#### What you will do:
- a) Can you edit the part of the forum thread that opens with the words "## hassell (Feb" and closes with "(Dec 9, 2010)", putting "good friends" in place of "new friends"?
- b) Could you retype the listing from its very first line through the line containing "value-cell: 5-12 [228, 386, 262, 438]", with that last line included?
───── Selected extract
# 3000 Posts For Hassell



## Mattuk (Oct 16, 2010)

Well done Rick on notching up number 3000!







Always interesting, intelligent, with good humour and many kind words. A true gentleman of PredatorTalk.


----------



## catcapper (Feb 11, 2010)

Good go'in Rick---I always enjoy your posts cause us oldtimes think alike.lol.


----------



## 220swift (Mar 2, 2011)

Congrats Rick!!!


----------



## bones44 (Jan 7, 2011)

X2 on what Matt said. I'm not an old timer yet so I hafta leave you and Dave alone. Great hearing your stories and wealth of info here !


----------



## youngdon (Mar 10, 2010)

Mattuk said:


> Well done Rick on notching up number 3000!
> 
> 
> 
> ...


Hey don't be giving that old goat anything before he earns it now !! He's still one short by math on this side of the pond.


----------



## Mattuk (Oct 16, 2010)

He's still 1 short this side Don but so what.


----------



## youngdon (Mar 10, 2010)

Congrat s Rick on finally reaching 3000 (for real this time) And a great 3000th post it was.


----------



## El Gato Loco (Jan 15, 2010)

Way to go Rick! Thanks for every last one of them!


----------



## SWAMPBUCK10PT (Apr 5, 2010)

I've Enjoy your post Merry Christmas Buddy--Congrads on 3000--------sb


----------



## hassell (Feb 9, 2010)

Thanks all, its been a learning experience for sure and a lot of new friends have been found.


----------



## Predatorhunter (Dec 9, 2010)

Congrats hassell!!


----------
──────────
───── Data shown
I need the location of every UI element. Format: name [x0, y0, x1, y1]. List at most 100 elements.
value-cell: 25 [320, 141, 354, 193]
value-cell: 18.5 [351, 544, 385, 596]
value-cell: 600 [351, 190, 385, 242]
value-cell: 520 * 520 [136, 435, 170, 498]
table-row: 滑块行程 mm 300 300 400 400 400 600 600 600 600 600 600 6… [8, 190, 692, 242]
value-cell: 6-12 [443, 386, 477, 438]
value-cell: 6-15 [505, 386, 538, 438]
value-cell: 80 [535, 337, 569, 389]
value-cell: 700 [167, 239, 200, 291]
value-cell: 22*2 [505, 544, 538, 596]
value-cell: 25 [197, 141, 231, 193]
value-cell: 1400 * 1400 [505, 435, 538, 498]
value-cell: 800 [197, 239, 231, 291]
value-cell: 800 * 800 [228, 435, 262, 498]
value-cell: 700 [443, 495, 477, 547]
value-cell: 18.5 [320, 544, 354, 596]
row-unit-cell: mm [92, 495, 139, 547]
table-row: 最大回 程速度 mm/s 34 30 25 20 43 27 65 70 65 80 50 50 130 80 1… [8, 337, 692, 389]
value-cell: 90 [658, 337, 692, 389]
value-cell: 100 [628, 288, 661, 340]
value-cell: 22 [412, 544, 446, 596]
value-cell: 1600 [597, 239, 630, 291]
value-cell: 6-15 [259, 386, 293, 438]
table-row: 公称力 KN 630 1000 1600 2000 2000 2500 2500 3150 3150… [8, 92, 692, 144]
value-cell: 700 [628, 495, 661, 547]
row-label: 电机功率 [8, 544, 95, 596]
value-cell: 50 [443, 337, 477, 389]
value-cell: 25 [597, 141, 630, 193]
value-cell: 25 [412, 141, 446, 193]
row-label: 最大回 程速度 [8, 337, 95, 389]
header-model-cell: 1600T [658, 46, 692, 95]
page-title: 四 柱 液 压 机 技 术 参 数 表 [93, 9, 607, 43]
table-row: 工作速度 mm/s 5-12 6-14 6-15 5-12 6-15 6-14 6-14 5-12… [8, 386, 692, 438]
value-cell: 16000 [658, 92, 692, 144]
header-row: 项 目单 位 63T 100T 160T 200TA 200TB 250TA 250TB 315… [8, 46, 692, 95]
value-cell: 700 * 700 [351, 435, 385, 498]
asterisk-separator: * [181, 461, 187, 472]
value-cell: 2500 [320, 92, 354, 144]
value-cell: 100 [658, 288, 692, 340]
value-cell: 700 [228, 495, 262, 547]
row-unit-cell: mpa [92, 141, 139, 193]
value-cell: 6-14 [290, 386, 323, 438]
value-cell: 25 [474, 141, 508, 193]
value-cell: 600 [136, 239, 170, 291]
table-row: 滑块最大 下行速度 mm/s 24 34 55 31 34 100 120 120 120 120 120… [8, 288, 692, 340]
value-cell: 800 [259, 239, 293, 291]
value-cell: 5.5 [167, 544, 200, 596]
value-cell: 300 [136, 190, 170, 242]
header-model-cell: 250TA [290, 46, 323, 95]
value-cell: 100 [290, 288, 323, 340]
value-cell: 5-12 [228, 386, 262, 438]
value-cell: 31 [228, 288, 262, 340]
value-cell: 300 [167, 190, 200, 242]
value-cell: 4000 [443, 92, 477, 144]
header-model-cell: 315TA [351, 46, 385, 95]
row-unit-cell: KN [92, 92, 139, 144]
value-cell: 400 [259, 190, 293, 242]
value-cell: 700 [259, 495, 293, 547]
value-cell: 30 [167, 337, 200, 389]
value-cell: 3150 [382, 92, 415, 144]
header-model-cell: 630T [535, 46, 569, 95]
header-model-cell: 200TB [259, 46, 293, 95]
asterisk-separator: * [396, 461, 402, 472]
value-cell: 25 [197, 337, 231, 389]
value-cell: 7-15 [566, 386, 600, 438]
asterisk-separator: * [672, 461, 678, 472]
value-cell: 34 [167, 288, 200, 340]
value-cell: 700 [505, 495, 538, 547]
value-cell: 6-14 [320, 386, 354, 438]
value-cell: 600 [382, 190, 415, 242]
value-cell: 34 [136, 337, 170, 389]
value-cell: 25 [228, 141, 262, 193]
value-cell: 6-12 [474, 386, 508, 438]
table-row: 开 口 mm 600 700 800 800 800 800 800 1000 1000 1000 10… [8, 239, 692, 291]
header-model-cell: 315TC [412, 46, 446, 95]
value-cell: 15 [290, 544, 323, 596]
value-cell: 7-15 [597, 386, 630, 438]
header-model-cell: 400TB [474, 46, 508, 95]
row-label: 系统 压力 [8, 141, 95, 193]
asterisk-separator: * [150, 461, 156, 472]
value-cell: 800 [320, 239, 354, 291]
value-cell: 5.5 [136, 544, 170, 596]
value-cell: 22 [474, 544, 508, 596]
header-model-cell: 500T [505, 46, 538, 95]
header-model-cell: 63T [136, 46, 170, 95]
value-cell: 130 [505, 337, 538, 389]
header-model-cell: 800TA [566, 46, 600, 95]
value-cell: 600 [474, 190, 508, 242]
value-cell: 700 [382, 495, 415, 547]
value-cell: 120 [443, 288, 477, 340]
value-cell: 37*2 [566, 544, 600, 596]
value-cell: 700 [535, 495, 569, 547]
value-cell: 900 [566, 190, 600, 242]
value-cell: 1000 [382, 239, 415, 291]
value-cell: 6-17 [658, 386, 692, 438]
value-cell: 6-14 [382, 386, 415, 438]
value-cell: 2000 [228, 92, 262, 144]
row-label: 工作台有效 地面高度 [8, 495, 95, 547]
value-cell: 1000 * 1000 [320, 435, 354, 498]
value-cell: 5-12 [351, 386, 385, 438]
──────────
#### The replies:
- a)
## hassell (Feb 9, 2010)

Thanks all, its been a learning experience for sure and a lot of good friends have been found.


----------



## Predatorhunter (Dec 9, 2010)

- b)
I need the location of every UI element. Format: name [x0, y0, x1, y1]. List at most 100 elements.
value-cell: 25 [320, 141, 354, 193]
value-cell: 18.5 [351, 544, 385, 596]
value-cell: 600 [351, 190, 385, 242]
value-cell: 520 * 520 [136, 435, 170, 498]
table-row: 滑块行程 mm 300 300 400 400 400 600 600 600 600 600 600 6… [8, 190, 692, 242]
value-cell: 6-12 [443, 386, 477, 438]
value-cell: 6-15 [505, 386, 538, 438]
value-cell: 80 [535, 337, 569, 389]
value-cell: 700 [167, 239, 200, 291]
value-cell: 22*2 [505, 544, 538, 596]
value-cell: 25 [197, 141, 231, 193]
value-cell: 1400 * 1400 [505, 435, 538, 498]
value-cell: 800 [197, 239, 231, 291]
value-cell: 800 * 800 [228, 435, 262, 498]
value-cell: 700 [443, 495, 477, 547]
value-cell: 18.5 [320, 544, 354, 596]
row-unit-cell: mm [92, 495, 139, 547]
table-row: 最大回 程速度 mm/s 34 30 25 20 43 27 65 70 65 80 50 50 130 80 1… [8, 337, 692, 389]
value-cell: 90 [658, 337, 692, 389]
value-cell: 100 [628, 288, 661, 340]
value-cell: 22 [412, 544, 446, 596]
value-cell: 1600 [597, 239, 630, 291]
value-cell: 6-15 [259, 386, 293, 438]
table-row: 公称力 KN 630 1000 1600 2000 2000 2500 2500 3150 3150… [8, 92, 692, 144]
value-cell: 700 [628, 495, 661, 547]
row-label: 电机功率 [8, 544, 95, 596]
value-cell: 50 [443, 337, 477, 389]
value-cell: 25 [597, 141, 630, 193]
value-cell: 25 [412, 141, 446, 193]
row-label: 最大回 程速度 [8, 337, 95, 389]
header-model-cell: 1600T [658, 46, 692, 95]
page-title: 四 柱 液 压 机 技 术 参 数 表 [93, 9, 607, 43]
table-row: 工作速度 mm/s 5-12 6-14 6-15 5-12 6-15 6-14 6-14 5-12… [8, 386, 692, 438]
value-cell: 16000 [658, 92, 692, 144]
header-row: 项 目单 位 63T 100T 160T 200TA 200TB 250TA 250TB 315… [8, 46, 692, 95]
value-cell: 700 * 700 [351, 435, 385, 498]
asterisk-separator: * [181, 461, 187, 472]
value-cell: 2500 [320, 92, 354, 144]
value-cell: 100 [658, 288, 692, 340]
value-cell: 700 [228, 495, 262, 547]
row-unit-cell: mpa [92, 141, 139, 193]
value-cell: 6-14 [290, 386, 323, 438]
value-cell: 25 [474, 141, 508, 193]
value-cell: 600 [136, 239, 170, 291]
table-row: 滑块最大 下行速度 mm/s 24 34 55 31 34 100 120 120 120 120 120… [8, 288, 692, 340]
value-cell: 800 [259, 239, 293, 291]
value-cell: 5.5 [167, 544, 200, 596]
value-cell: 300 [136, 190, 170, 242]
header-model-cell: 250TA [290, 46, 323, 95]
value-cell: 100 [290, 288, 323, 340]
value-cell: 5-12 [228, 386, 262, 438]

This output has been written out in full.